• Material for the task

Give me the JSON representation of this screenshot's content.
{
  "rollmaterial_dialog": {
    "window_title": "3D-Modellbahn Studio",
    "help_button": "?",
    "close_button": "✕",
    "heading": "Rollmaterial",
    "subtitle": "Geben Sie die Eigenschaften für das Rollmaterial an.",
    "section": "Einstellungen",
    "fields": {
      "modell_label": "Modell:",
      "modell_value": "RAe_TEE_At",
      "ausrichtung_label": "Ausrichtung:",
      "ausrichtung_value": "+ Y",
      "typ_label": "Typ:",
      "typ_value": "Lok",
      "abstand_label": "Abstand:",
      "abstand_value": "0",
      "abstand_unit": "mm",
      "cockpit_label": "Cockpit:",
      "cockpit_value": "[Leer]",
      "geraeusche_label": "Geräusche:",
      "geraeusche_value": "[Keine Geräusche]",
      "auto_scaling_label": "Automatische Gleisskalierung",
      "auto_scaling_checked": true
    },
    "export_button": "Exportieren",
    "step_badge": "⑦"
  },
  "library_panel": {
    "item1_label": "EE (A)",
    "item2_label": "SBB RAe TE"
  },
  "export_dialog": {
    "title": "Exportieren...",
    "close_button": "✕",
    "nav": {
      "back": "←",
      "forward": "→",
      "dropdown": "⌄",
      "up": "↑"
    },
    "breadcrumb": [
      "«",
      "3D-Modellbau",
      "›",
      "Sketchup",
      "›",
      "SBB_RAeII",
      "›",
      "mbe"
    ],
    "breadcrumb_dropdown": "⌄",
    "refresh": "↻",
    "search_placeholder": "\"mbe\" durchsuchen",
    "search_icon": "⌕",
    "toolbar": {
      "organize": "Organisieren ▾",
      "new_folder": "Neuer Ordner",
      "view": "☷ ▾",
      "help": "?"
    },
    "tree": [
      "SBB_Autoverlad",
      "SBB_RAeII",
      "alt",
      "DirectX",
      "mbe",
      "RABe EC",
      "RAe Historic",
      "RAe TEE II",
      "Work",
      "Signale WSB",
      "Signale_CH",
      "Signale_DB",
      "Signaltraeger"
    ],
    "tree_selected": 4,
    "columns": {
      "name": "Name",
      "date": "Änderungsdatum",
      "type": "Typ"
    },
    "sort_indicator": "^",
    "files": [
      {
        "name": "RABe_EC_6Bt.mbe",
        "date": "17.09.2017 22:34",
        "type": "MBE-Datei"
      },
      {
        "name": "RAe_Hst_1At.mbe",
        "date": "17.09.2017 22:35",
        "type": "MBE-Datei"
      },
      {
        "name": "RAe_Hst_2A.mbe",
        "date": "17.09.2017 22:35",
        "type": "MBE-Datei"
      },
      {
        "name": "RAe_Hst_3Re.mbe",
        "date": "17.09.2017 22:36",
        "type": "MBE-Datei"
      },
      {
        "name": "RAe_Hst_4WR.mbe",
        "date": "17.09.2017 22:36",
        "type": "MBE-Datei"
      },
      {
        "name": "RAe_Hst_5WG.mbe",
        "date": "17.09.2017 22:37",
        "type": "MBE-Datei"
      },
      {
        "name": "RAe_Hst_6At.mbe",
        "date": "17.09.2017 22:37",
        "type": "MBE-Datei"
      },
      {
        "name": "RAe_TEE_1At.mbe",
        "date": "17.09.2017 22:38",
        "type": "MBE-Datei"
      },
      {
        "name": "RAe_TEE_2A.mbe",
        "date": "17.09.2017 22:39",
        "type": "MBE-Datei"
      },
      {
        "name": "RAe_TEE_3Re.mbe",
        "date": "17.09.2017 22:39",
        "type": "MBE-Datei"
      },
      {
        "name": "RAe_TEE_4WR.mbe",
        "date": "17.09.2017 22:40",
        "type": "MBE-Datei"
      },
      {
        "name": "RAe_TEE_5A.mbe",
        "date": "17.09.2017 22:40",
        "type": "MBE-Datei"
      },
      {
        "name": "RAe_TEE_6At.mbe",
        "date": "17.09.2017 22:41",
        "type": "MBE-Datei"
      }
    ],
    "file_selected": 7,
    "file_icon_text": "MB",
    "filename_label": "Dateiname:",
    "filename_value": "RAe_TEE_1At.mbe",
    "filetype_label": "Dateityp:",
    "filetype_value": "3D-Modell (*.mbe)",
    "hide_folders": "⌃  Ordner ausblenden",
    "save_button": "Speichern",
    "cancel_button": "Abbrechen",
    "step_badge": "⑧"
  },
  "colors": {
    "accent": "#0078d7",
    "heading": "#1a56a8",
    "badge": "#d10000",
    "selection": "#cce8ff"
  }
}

...

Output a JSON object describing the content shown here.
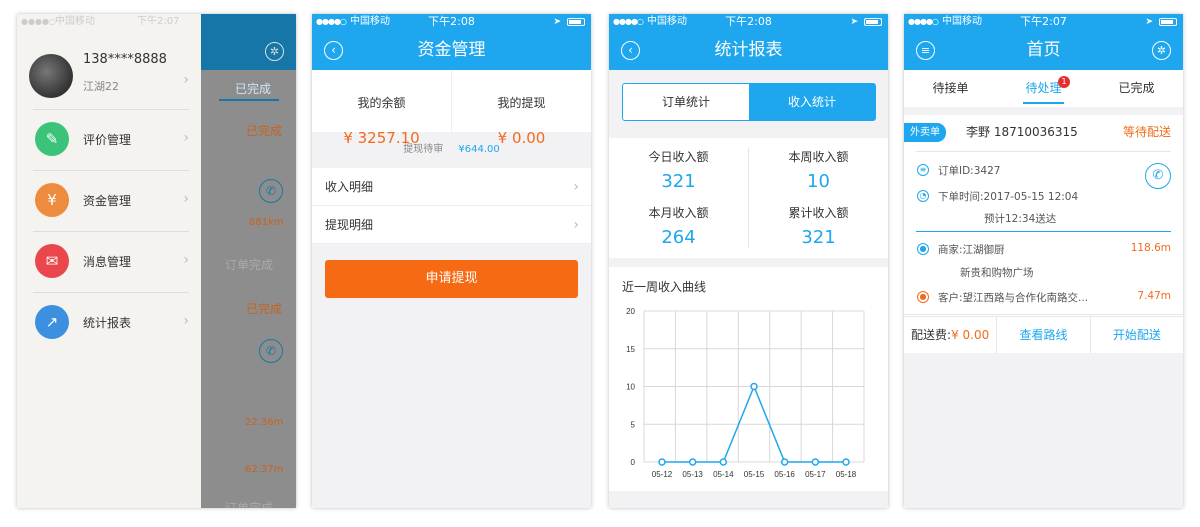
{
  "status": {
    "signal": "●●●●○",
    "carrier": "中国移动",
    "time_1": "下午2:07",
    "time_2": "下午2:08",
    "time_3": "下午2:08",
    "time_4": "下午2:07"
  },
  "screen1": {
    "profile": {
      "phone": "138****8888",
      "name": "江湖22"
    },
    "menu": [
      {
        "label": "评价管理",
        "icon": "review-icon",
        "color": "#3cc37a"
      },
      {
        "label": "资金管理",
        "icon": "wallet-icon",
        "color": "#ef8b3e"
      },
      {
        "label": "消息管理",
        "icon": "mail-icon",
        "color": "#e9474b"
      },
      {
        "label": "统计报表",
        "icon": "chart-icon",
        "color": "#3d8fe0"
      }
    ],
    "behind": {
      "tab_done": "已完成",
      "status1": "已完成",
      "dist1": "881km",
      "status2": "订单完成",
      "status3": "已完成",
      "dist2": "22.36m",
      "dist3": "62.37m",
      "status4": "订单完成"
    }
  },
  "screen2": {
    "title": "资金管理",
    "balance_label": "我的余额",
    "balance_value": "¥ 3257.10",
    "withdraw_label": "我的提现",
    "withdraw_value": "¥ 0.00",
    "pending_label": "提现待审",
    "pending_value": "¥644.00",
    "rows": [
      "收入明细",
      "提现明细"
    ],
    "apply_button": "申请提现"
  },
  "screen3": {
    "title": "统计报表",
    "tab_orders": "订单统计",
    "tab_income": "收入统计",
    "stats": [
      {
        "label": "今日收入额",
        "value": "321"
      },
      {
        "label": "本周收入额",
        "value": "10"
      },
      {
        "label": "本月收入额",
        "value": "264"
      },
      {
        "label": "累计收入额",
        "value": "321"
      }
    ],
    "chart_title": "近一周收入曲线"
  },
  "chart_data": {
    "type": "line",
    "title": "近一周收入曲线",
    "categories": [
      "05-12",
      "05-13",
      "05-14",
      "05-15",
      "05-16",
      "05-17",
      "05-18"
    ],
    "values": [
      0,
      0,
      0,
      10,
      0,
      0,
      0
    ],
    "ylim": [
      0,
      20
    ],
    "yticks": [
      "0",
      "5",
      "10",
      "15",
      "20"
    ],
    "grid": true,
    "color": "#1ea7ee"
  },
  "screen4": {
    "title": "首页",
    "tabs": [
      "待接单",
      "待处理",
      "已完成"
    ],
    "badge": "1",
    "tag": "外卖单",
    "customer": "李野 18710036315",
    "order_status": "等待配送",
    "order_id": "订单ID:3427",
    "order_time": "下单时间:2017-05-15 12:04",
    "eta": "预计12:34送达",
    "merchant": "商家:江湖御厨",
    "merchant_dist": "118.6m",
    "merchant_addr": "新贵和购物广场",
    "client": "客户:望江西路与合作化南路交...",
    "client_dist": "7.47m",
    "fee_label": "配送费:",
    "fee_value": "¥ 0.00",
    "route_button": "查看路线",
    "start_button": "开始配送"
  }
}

• Written task
Copy every line of the entries above in which "content" occurs.

• Written solution
Give me the JSON representation of this screenshot's content.
Output a JSON object describing the content shown here.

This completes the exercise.